## Begin LISTED RECORDS

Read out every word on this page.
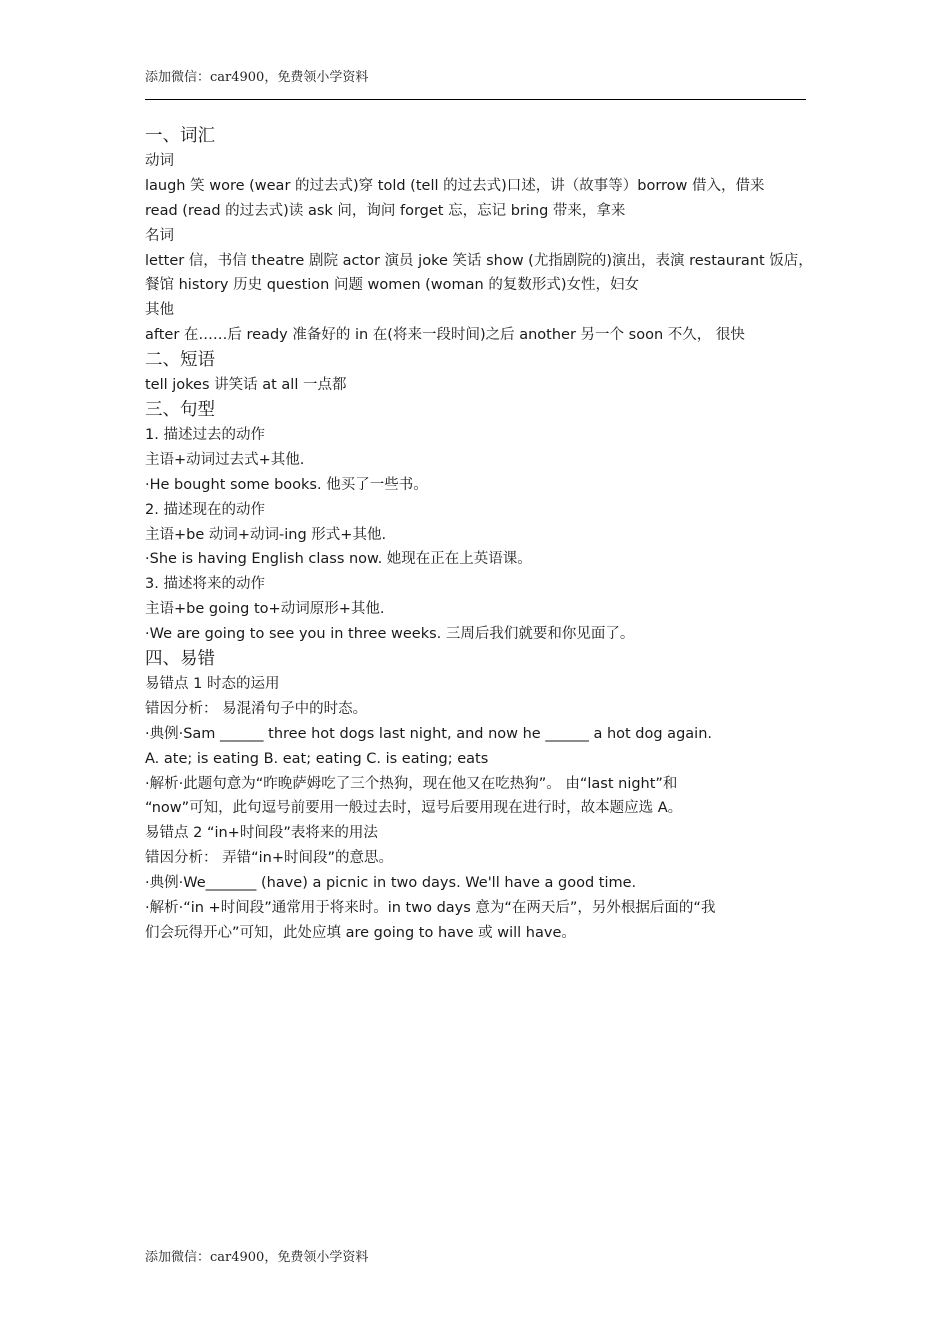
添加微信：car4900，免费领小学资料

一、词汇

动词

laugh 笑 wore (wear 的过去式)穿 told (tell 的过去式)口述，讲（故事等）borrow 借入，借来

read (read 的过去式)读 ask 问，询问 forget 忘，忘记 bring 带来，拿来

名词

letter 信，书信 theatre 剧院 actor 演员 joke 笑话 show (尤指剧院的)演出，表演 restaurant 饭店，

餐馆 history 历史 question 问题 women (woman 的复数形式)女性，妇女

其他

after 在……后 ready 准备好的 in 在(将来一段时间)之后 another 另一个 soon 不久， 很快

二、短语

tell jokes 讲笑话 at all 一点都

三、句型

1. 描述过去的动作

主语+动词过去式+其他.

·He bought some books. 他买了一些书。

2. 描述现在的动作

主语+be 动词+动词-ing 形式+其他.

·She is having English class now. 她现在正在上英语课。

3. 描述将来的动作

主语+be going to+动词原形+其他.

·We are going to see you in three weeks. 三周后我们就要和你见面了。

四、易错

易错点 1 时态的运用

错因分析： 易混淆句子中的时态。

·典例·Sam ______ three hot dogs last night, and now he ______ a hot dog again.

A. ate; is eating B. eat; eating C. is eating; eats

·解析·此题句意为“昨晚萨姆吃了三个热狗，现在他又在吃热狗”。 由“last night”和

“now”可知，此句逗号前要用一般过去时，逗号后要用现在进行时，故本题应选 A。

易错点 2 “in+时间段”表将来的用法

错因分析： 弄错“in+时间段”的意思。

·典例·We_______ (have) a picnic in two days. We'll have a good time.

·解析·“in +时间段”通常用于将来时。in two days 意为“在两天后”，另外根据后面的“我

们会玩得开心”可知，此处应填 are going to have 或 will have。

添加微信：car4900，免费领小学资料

## End LISTED RECORDS
## Begin LISTED RECORDS

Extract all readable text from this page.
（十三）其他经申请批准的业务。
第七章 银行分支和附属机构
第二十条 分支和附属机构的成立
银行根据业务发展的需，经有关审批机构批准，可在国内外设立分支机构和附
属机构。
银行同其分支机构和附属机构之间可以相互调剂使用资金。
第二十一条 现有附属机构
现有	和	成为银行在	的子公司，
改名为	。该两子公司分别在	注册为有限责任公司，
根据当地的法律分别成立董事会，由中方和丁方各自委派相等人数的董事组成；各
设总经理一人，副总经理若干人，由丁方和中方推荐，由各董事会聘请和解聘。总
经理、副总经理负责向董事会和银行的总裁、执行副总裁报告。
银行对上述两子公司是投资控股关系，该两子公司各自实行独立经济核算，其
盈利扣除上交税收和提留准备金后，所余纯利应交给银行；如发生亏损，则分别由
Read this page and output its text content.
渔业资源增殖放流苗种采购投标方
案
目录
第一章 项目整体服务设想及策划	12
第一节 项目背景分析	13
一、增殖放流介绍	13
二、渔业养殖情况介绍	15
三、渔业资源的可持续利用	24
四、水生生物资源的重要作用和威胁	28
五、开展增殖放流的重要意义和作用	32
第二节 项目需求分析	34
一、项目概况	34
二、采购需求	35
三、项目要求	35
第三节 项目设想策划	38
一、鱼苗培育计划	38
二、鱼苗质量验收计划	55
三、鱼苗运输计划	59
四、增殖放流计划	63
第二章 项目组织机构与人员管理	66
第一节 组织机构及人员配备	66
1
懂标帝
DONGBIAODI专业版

## End LISTED RECORDS

_SET EXERCISE_
Give only the number of lines in the material above where the string "的过去式" appears.

_OUTPUT BELOW_
2